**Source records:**
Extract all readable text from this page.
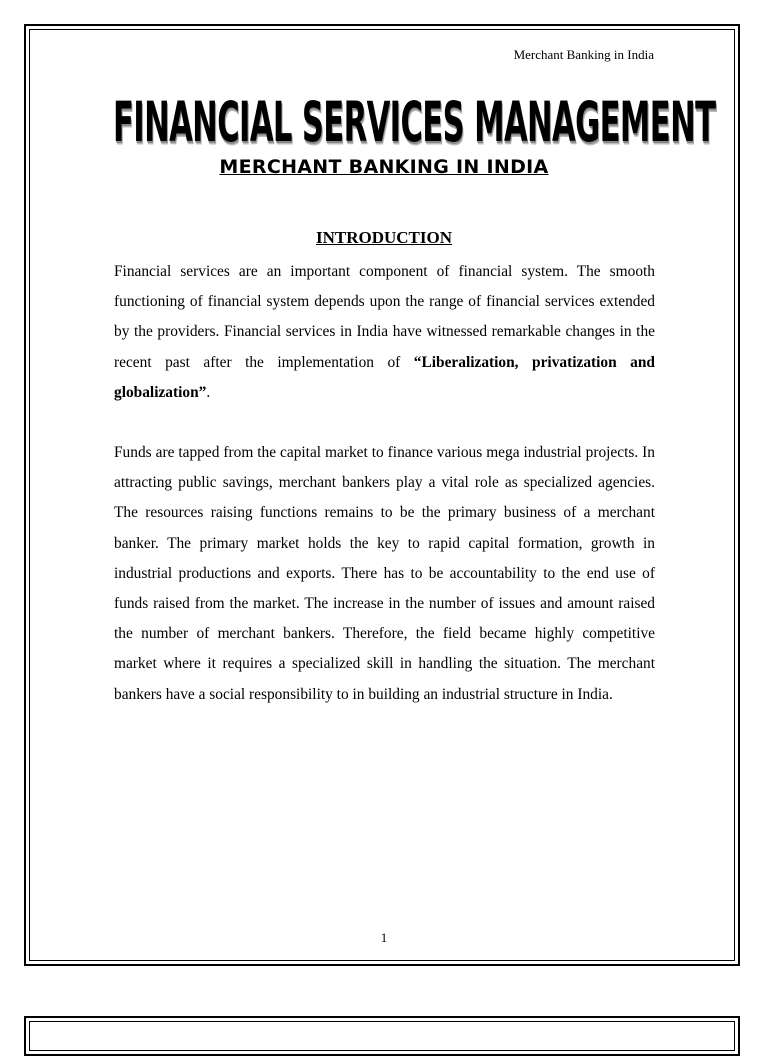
Merchant Banking in India
FINANCIAL SERVICES MANAGEMENT
MERCHANT BANKING IN INDIA
INTRODUCTION

Financial services are an important component of financial system. The smooth functioning of financial system depends upon the range of financial services extended by the providers. Financial services in India have witnessed remarkable changes in the recent past after the implementation of “Liberalization, privatization and globalization”.

Funds are tapped from the capital market to finance various mega industrial projects. In attracting public savings, merchant bankers play a vital role as specialized agencies. The resources raising functions remains to be the primary business of a merchant banker. The primary market holds the key to rapid capital formation, growth in industrial productions and exports. There has to be accountability to the end use of funds raised from the market. The increase in the number of issues and amount raised the number of merchant bankers. Therefore, the field became highly competitive market where it requires a specialized skill in handling the situation. The merchant bankers have a social responsibility to in building an industrial structure in India.

1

**Do this:**
Leave out the pictures and output the rest of the material exactly as written.

**Finished exercise:**
Extract all readable text from this page.
Merchant Banking in India
FINANCIAL SERVICES MANAGEMENT
MERCHANT BANKING IN INDIA
INTRODUCTION

Financial services are an important component of financial system. The smooth functioning of financial system depends upon the range of financial services extended by the providers. Financial services in India have witnessed remarkable changes in the recent past after the implementation of “Liberalization, privatization and globalization”.

Funds are tapped from the capital market to finance various mega industrial projects. In attracting public savings, merchant bankers play a vital role as specialized agencies. The resources raising functions remains to be the primary business of a merchant banker. The primary market holds the key to rapid capital formation, growth in industrial productions and exports. There has to be accountability to the end use of funds raised from the market. The increase in the number of issues and amount raised the number of merchant bankers. Therefore, the field became highly competitive market where it requires a specialized skill in handling the situation. The merchant bankers have a social responsibility to in building an industrial structure in India.

1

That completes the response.